Aim >> Transcribe the whole listing below without changing a word, but leave out every image.

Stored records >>
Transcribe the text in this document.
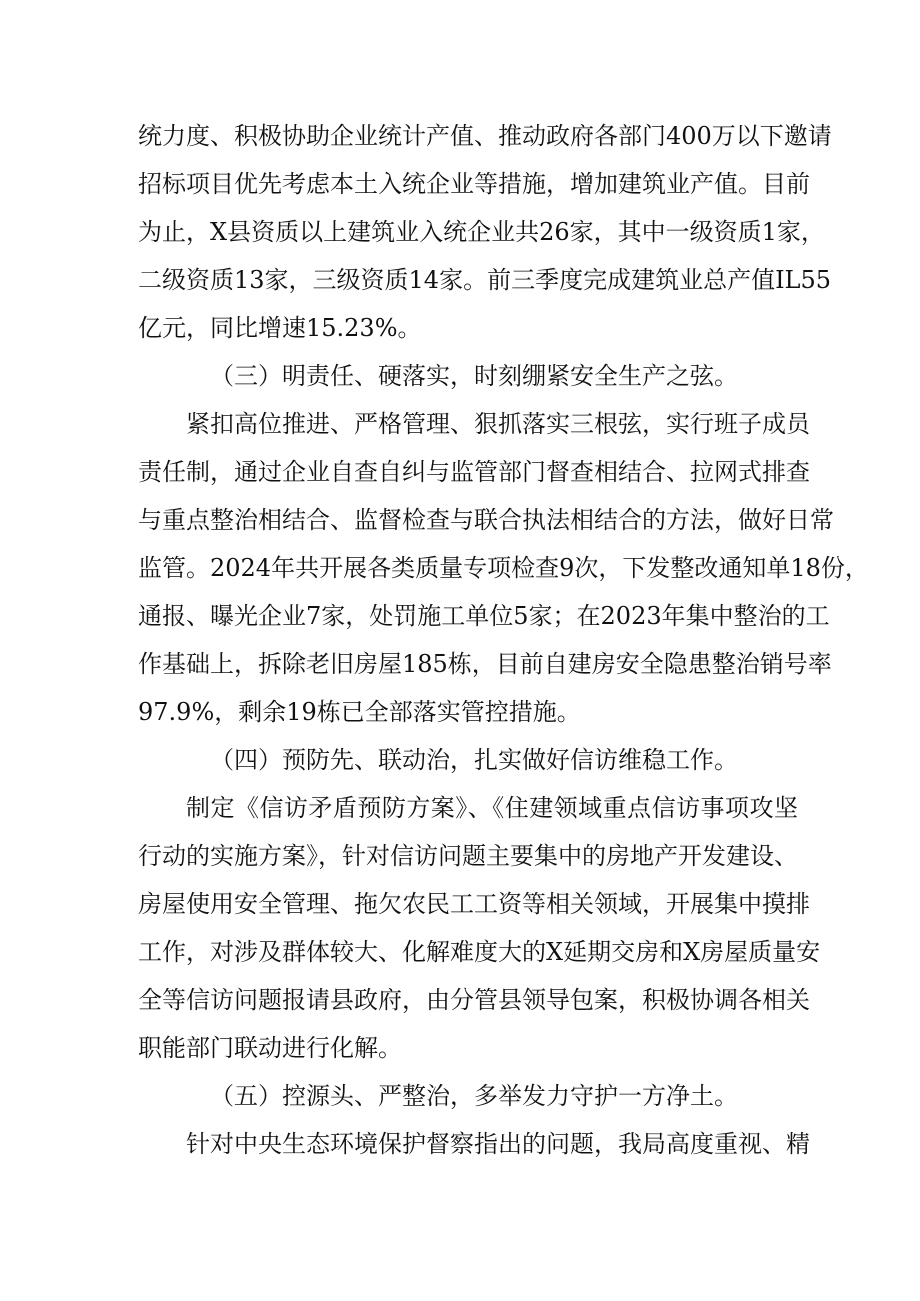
统力度、积极协助企业统计产值、推动政府各部门400万以下邀请
招标项目优先考虑本土入统企业等措施，增加建筑业产值。目前
为止，X县资质以上建筑业入统企业共26家，其中一级资质1家，
二级资质13家，三级资质14家。前三季度完成建筑业总产值IL55
亿元，同比增速15.23%。
（三）明责任、硬落实，时刻绷紧安全生产之弦。
紧扣高位推进、严格管理、狠抓落实三根弦，实行班子成员
责任制，通过企业自查自纠与监管部门督查相结合、拉网式排查
与重点整治相结合、监督检查与联合执法相结合的方法，做好日常
监管。2024年共开展各类质量专项检查9次，下发整改通知单18份，
通报、曝光企业7家，处罚施工单位5家；在2023年集中整治的工
作基础上，拆除老旧房屋185栋，目前自建房安全隐患整治销号率
97.9%，剩余19栋已全部落实管控措施。
（四）预防先、联动治，扎实做好信访维稳工作。
制定《信访矛盾预防方案》、《住建领域重点信访事项攻坚
行动的实施方案》，针对信访问题主要集中的房地产开发建设、
房屋使用安全管理、拖欠农民工工资等相关领域，开展集中摸排
工作，对涉及群体较大、化解难度大的X延期交房和X房屋质量安
全等信访问题报请县政府，由分管县领导包案，积极协调各相关
职能部门联动进行化解。
（五）控源头、严整治，多举发力守护一方净土。
针对中央生态环境保护督察指出的问题，我局高度重视、精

Answer to the exercise >>
Transcribe the text in this document.
统力度、积极协助企业统计产值、推动政府各部门400万以下邀请
招标项目优先考虑本土入统企业等措施，增加建筑业产值。目前
为止，X县资质以上建筑业入统企业共26家，其中一级资质1家，
二级资质13家，三级资质14家。前三季度完成建筑业总产值IL55
亿元，同比增速15.23%。
（三）明责任、硬落实，时刻绷紧安全生产之弦。
紧扣高位推进、严格管理、狠抓落实三根弦，实行班子成员
责任制，通过企业自查自纠与监管部门督查相结合、拉网式排查
与重点整治相结合、监督检查与联合执法相结合的方法，做好日常
监管。2024年共开展各类质量专项检查9次，下发整改通知单18份，
通报、曝光企业7家，处罚施工单位5家；在2023年集中整治的工
作基础上，拆除老旧房屋185栋，目前自建房安全隐患整治销号率
97.9%，剩余19栋已全部落实管控措施。
（四）预防先、联动治，扎实做好信访维稳工作。
制定《信访矛盾预防方案》、《住建领域重点信访事项攻坚
行动的实施方案》，针对信访问题主要集中的房地产开发建设、
房屋使用安全管理、拖欠农民工工资等相关领域，开展集中摸排
工作，对涉及群体较大、化解难度大的X延期交房和X房屋质量安
全等信访问题报请县政府，由分管县领导包案，积极协调各相关
职能部门联动进行化解。
（五）控源头、严整治，多举发力守护一方净土。
针对中央生态环境保护督察指出的问题，我局高度重视、精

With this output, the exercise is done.